* The exercise *
Scan the data beneath this task and copy each line that includes "cobros".

------ Records shown ------

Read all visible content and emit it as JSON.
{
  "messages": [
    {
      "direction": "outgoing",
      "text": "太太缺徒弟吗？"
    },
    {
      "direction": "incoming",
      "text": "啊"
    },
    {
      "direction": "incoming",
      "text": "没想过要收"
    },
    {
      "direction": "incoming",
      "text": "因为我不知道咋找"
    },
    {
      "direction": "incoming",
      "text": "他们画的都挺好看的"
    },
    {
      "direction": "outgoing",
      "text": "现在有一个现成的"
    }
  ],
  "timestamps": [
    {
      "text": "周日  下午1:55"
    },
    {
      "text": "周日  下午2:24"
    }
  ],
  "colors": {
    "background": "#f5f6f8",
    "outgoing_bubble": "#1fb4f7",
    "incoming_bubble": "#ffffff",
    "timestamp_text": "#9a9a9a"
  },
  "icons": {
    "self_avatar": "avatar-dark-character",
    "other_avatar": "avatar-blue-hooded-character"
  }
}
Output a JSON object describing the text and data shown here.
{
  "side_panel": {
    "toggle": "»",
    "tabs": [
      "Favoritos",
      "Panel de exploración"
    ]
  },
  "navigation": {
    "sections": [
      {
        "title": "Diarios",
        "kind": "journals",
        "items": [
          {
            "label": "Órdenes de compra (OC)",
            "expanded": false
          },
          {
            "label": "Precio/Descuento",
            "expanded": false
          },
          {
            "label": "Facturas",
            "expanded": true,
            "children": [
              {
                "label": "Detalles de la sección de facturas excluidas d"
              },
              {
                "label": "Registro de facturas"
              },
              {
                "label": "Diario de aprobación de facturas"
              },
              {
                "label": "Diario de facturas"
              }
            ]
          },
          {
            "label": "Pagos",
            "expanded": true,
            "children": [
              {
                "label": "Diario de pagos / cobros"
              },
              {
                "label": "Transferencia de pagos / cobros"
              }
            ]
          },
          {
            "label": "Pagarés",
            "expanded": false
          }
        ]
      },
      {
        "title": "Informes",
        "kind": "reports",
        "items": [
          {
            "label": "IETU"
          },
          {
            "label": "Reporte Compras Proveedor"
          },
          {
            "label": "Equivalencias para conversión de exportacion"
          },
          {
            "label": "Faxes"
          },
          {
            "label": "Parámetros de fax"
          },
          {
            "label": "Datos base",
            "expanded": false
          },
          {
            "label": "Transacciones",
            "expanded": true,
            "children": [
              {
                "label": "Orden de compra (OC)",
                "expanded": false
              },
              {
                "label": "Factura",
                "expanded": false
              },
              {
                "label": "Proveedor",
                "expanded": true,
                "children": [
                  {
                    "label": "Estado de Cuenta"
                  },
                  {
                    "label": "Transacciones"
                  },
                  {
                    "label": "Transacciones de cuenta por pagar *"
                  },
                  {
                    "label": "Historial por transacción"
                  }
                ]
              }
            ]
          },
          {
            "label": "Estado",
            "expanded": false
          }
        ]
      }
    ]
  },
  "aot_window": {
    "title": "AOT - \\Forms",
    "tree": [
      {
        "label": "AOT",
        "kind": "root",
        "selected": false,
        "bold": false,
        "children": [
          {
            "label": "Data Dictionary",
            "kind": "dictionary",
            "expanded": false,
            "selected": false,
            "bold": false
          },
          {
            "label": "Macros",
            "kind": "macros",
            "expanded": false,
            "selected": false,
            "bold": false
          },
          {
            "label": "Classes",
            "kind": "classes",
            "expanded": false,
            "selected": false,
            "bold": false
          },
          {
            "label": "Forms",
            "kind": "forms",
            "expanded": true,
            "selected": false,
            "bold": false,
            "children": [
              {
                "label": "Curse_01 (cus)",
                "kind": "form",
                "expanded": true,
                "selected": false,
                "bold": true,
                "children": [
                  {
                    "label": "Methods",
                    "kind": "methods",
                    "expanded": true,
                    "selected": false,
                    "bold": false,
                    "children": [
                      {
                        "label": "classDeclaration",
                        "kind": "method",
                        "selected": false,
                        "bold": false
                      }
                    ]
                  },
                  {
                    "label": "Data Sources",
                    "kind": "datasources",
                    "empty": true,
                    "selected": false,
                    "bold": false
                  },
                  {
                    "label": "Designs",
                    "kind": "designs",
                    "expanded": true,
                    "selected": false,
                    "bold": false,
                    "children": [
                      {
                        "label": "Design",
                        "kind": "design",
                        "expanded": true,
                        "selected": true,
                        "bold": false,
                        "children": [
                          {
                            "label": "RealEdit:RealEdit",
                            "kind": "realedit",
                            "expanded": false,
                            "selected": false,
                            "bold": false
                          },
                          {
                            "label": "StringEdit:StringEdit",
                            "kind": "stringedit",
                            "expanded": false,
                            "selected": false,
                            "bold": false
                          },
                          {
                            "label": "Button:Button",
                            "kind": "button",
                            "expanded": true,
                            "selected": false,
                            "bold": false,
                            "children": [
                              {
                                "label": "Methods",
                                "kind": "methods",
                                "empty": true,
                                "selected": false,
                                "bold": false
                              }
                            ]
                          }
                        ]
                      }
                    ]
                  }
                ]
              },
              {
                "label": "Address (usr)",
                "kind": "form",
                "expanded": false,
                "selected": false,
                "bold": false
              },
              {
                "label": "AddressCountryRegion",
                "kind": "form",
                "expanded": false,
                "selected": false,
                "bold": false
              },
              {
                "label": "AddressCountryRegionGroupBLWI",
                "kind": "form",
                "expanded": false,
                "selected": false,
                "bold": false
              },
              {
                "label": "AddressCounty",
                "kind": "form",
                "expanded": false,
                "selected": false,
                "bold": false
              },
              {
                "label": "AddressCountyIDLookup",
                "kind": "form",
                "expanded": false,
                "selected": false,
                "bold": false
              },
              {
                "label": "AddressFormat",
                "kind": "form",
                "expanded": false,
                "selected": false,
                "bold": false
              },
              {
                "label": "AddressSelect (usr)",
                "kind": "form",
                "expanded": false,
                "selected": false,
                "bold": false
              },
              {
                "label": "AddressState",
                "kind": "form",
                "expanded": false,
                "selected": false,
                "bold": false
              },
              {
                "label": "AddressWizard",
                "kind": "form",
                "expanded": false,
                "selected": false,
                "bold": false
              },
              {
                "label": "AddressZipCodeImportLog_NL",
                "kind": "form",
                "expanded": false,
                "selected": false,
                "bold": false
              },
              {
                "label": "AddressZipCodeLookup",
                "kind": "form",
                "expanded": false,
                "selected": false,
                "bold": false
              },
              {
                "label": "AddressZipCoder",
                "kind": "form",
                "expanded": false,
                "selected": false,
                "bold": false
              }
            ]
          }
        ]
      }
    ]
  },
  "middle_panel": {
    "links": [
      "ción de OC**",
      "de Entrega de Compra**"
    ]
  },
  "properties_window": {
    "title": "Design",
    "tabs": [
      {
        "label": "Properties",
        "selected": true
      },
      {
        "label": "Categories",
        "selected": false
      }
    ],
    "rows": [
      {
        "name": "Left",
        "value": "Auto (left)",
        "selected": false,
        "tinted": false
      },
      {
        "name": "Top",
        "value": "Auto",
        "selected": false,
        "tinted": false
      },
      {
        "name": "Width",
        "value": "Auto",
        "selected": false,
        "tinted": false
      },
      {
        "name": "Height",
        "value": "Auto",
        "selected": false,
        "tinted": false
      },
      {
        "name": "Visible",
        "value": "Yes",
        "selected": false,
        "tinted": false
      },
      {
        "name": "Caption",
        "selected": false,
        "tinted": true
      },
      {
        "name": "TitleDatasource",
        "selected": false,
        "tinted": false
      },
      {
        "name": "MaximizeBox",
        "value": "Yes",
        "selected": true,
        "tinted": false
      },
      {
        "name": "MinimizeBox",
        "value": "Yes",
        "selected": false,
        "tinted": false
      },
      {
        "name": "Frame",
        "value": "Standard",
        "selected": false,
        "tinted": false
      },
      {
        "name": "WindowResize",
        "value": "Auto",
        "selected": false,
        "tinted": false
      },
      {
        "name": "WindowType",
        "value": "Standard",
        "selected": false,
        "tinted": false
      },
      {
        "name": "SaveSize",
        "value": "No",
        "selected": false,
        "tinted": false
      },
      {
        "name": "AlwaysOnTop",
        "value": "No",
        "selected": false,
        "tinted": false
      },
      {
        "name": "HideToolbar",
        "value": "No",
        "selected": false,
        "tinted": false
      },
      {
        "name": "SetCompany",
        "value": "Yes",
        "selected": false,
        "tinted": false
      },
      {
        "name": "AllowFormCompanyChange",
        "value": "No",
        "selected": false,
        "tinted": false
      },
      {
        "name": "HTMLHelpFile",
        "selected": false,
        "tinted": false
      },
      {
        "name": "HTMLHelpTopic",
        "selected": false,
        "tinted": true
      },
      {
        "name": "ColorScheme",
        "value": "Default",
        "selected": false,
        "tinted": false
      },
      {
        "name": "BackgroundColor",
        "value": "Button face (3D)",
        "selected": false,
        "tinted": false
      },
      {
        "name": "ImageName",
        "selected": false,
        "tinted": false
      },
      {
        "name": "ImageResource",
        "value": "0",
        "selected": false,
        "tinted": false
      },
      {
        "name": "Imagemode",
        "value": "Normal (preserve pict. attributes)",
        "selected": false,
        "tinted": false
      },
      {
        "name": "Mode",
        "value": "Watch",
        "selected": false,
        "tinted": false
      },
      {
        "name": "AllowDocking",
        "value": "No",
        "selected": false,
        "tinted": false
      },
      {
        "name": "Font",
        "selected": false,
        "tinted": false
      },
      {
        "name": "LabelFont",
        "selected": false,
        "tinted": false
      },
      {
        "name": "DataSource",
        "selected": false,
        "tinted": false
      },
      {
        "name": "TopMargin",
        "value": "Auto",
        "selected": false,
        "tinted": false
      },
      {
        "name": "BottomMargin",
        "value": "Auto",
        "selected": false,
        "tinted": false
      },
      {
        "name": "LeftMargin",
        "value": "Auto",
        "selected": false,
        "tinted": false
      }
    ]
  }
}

------

* The result *
                "label": "Diario de pagos / cobros"
                "label": "Transferencia de pagos / cobros"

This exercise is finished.